Records about charts and figures:
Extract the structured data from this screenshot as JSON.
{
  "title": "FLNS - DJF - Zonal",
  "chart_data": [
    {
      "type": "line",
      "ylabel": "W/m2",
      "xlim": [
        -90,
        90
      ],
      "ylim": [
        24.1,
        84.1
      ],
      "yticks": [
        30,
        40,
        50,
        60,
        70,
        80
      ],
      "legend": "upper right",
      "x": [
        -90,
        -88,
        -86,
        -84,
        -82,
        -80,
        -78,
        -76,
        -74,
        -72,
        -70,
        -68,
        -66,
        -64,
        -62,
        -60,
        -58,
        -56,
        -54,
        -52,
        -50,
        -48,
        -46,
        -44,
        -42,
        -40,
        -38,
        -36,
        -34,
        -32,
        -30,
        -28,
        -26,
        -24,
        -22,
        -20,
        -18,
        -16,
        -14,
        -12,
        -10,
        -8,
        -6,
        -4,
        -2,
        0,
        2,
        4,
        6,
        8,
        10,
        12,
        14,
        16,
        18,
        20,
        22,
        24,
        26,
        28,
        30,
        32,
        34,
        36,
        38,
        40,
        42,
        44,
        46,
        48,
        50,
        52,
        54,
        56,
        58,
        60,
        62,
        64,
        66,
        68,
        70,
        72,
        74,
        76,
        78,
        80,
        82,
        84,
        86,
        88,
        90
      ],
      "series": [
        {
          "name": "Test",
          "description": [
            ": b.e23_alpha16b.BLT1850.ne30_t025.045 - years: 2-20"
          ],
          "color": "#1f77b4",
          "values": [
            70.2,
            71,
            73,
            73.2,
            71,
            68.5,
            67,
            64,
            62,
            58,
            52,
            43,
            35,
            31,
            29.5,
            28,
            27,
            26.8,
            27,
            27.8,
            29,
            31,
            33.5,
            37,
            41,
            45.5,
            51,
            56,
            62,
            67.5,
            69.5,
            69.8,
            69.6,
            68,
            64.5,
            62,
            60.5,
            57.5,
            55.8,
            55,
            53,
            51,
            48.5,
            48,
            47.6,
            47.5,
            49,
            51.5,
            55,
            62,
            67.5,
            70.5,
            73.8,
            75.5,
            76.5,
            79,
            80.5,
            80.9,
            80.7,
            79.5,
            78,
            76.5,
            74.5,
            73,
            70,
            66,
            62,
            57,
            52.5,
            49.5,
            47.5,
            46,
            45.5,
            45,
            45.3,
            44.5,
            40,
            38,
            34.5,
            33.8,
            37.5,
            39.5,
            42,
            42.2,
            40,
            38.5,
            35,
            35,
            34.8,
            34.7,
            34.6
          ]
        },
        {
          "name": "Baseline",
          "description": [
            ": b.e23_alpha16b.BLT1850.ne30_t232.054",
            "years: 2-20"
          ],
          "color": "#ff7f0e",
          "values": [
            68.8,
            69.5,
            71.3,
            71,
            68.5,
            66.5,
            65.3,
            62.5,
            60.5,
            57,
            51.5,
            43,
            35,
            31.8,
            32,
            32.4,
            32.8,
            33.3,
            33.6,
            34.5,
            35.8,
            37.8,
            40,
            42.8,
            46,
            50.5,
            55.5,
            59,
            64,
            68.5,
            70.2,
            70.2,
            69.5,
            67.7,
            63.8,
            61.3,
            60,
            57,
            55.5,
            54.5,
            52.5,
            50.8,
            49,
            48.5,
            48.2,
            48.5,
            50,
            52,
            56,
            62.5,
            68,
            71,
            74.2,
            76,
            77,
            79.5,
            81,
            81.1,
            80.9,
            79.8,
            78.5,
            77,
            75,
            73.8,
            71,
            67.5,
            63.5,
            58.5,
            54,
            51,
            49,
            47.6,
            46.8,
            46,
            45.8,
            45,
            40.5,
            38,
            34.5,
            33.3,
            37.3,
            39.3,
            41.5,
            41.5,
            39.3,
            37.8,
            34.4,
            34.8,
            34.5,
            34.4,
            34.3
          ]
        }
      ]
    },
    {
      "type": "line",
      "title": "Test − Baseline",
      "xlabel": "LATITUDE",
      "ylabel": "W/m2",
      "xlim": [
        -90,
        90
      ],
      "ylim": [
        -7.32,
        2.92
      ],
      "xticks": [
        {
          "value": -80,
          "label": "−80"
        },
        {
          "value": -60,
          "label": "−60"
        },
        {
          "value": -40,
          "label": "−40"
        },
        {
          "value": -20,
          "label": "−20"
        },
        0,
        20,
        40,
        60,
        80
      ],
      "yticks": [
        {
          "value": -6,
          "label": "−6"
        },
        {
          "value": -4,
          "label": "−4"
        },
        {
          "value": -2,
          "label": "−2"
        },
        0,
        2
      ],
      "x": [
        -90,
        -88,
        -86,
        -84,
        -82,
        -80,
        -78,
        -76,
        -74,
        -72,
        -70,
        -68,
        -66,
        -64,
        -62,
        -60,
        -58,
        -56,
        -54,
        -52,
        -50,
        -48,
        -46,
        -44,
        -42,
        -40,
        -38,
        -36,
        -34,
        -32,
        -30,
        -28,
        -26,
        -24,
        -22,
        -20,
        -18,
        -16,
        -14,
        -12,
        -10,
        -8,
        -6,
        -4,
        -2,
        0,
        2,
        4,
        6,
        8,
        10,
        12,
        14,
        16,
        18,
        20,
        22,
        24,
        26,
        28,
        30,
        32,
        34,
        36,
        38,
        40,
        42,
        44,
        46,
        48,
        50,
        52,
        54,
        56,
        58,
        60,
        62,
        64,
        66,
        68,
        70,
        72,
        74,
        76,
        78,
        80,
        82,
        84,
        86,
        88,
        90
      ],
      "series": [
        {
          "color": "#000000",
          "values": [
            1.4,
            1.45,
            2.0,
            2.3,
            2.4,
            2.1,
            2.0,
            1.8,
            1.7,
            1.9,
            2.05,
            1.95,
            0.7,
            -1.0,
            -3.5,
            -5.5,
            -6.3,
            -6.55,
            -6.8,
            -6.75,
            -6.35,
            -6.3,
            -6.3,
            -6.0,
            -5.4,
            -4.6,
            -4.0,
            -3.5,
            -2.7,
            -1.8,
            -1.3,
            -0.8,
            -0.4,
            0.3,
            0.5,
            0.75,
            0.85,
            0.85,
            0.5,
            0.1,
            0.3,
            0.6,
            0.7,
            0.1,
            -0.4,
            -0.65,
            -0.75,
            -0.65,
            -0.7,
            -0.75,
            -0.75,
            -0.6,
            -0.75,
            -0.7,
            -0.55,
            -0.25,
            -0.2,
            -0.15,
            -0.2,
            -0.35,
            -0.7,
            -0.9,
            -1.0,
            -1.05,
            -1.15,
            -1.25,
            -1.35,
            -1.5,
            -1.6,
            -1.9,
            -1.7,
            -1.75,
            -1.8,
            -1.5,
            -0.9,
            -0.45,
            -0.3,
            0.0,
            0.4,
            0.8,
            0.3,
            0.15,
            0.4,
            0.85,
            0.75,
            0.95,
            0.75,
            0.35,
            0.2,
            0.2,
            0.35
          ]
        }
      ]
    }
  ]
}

Your task: Copy each line of the data above without altering a single character.

Exercise output:
Extract the structured data from this screenshot as JSON.
{
  "title": "FLNS - DJF - Zonal",
  "chart_data": [
    {
      "type": "line",
      "ylabel": "W/m2",
      "xlim": [
        -90,
        90
      ],
      "ylim": [
        24.1,
        84.1
      ],
      "yticks": [
        30,
        40,
        50,
        60,
        70,
        80
      ],
      "legend": "upper right",
      "x": [
        -90,
        -88,
        -86,
        -84,
        -82,
        -80,
        -78,
        -76,
        -74,
        -72,
        -70,
        -68,
        -66,
        -64,
        -62,
        -60,
        -58,
        -56,
        -54,
        -52,
        -50,
        -48,
        -46,
        -44,
        -42,
        -40,
        -38,
        -36,
        -34,
        -32,
        -30,
        -28,
        -26,
        -24,
        -22,
        -20,
        -18,
        -16,
        -14,
        -12,
        -10,
        -8,
        -6,
        -4,
        -2,
        0,
        2,
        4,
        6,
        8,
        10,
        12,
        14,
        16,
        18,
        20,
        22,
        24,
        26,
        28,
        30,
        32,
        34,
        36,
        38,
        40,
        42,
        44,
        46,
        48,
        50,
        52,
        54,
        56,
        58,
        60,
        62,
        64,
        66,
        68,
        70,
        72,
        74,
        76,
        78,
        80,
        82,
        84,
        86,
        88,
        90
      ],
      "series": [
        {
          "name": "Test",
          "description": [
            ": b.e23_alpha16b.BLT1850.ne30_t025.045 - years: 2-20"
          ],
          "color": "#1f77b4",
          "values": [
            70.2,
            71,
            73,
            73.2,
            71,
            68.5,
            67,
            64,
            62,
            58,
            52,
            43,
            35,
            31,
            29.5,
            28,
            27,
            26.8,
            27,
            27.8,
            29,
            31,
            33.5,
            37,
            41,
            45.5,
            51,
            56,
            62,
            67.5,
            69.5,
            69.8,
            69.6,
            68,
            64.5,
            62,
            60.5,
            57.5,
            55.8,
            55,
            53,
            51,
            48.5,
            48,
            47.6,
            47.5,
            49,
            51.5,
            55,
            62,
            67.5,
            70.5,
            73.8,
            75.5,
            76.5,
            79,
            80.5,
            80.9,
            80.7,
            79.5,
            78,
            76.5,
            74.5,
            73,
            70,
            66,
            62,
            57,
            52.5,
            49.5,
            47.5,
            46,
            45.5,
            45,
            45.3,
            44.5,
            40,
            38,
            34.5,
            33.8,
            37.5,
            39.5,
            42,
            42.2,
            40,
            38.5,
            35,
            35,
            34.8,
            34.7,
            34.6
          ]
        },
        {
          "name": "Baseline",
          "description": [
            ": b.e23_alpha16b.BLT1850.ne30_t232.054",
            "years: 2-20"
          ],
          "color": "#ff7f0e",
          "values": [
            68.8,
            69.5,
            71.3,
            71,
            68.5,
            66.5,
            65.3,
            62.5,
            60.5,
            57,
            51.5,
            43,
            35,
            31.8,
            32,
            32.4,
            32.8,
            33.3,
            33.6,
            34.5,
            35.8,
            37.8,
            40,
            42.8,
            46,
            50.5,
            55.5,
            59,
            64,
            68.5,
            70.2,
            70.2,
            69.5,
            67.7,
            63.8,
            61.3,
            60,
            57,
            55.5,
            54.5,
            52.5,
            50.8,
            49,
            48.5,
            48.2,
            48.5,
            50,
            52,
            56,
            62.5,
            68,
            71,
            74.2,
            76,
            77,
            79.5,
            81,
            81.1,
            80.9,
            79.8,
            78.5,
            77,
            75,
            73.8,
            71,
            67.5,
            63.5,
            58.5,
            54,
            51,
            49,
            47.6,
            46.8,
            46,
            45.8,
            45,
            40.5,
            38,
            34.5,
            33.3,
            37.3,
            39.3,
            41.5,
            41.5,
            39.3,
            37.8,
            34.4,
            34.8,
            34.5,
            34.4,
            34.3
          ]
        }
      ]
    },
    {
      "type": "line",
      "title": "Test − Baseline",
      "xlabel": "LATITUDE",
      "ylabel": "W/m2",
      "xlim": [
        -90,
        90
      ],
      "ylim": [
        -7.32,
        2.92
      ],
      "xticks": [
        {
          "value": -80,
          "label": "−80"
        },
        {
          "value": -60,
          "label": "−60"
        },
        {
          "value": -40,
          "label": "−40"
        },
        {
          "value": -20,
          "label": "−20"
        },
        0,
        20,
        40,
        60,
        80
      ],
      "yticks": [
        {
          "value": -6,
          "label": "−6"
        },
        {
          "value": -4,
          "label": "−4"
        },
        {
          "value": -2,
          "label": "−2"
        },
        0,
        2
      ],
      "x": [
        -90,
        -88,
        -86,
        -84,
        -82,
        -80,
        -78,
        -76,
        -74,
        -72,
        -70,
        -68,
        -66,
        -64,
        -62,
        -60,
        -58,
        -56,
        -54,
        -52,
        -50,
        -48,
        -46,
        -44,
        -42,
        -40,
        -38,
        -36,
        -34,
        -32,
        -30,
        -28,
        -26,
        -24,
        -22,
        -20,
        -18,
        -16,
        -14,
        -12,
        -10,
        -8,
        -6,
        -4,
        -2,
        0,
        2,
        4,
        6,
        8,
        10,
        12,
        14,
        16,
        18,
        20,
        22,
        24,
        26,
        28,
        30,
        32,
        34,
        36,
        38,
        40,
        42,
        44,
        46,
        48,
        50,
        52,
        54,
        56,
        58,
        60,
        62,
        64,
        66,
        68,
        70,
        72,
        74,
        76,
        78,
        80,
        82,
        84,
        86,
        88,
        90
      ],
      "series": [
        {
          "color": "#000000",
          "values": [
            1.4,
            1.45,
            2.0,
            2.3,
            2.4,
            2.1,
            2.0,
            1.8,
            1.7,
            1.9,
            2.05,
            1.95,
            0.7,
            -1.0,
            -3.5,
            -5.5,
            -6.3,
            -6.55,
            -6.8,
            -6.75,
            -6.35,
            -6.3,
            -6.3,
            -6.0,
            -5.4,
            -4.6,
            -4.0,
            -3.5,
            -2.7,
            -1.8,
            -1.3,
            -0.8,
            -0.4,
            0.3,
            0.5,
            0.75,
            0.85,
            0.85,
            0.5,
            0.1,
            0.3,
            0.6,
            0.7,
            0.1,
            -0.4,
            -0.65,
            -0.75,
            -0.65,
            -0.7,
            -0.75,
            -0.75,
            -0.6,
            -0.75,
            -0.7,
            -0.55,
            -0.25,
            -0.2,
            -0.15,
            -0.2,
            -0.35,
            -0.7,
            -0.9,
            -1.0,
            -1.05,
            -1.15,
            -1.25,
            -1.35,
            -1.5,
            -1.6,
            -1.9,
            -1.7,
            -1.75,
            -1.8,
            -1.5,
            -0.9,
            -0.45,
            -0.3,
            0.0,
            0.4,
            0.8,
            0.3,
            0.15,
            0.4,
            0.85,
            0.75,
            0.95,
            0.75,
            0.35,
            0.2,
            0.2,
            0.35
          ]
        }
      ]
    }
  ]
}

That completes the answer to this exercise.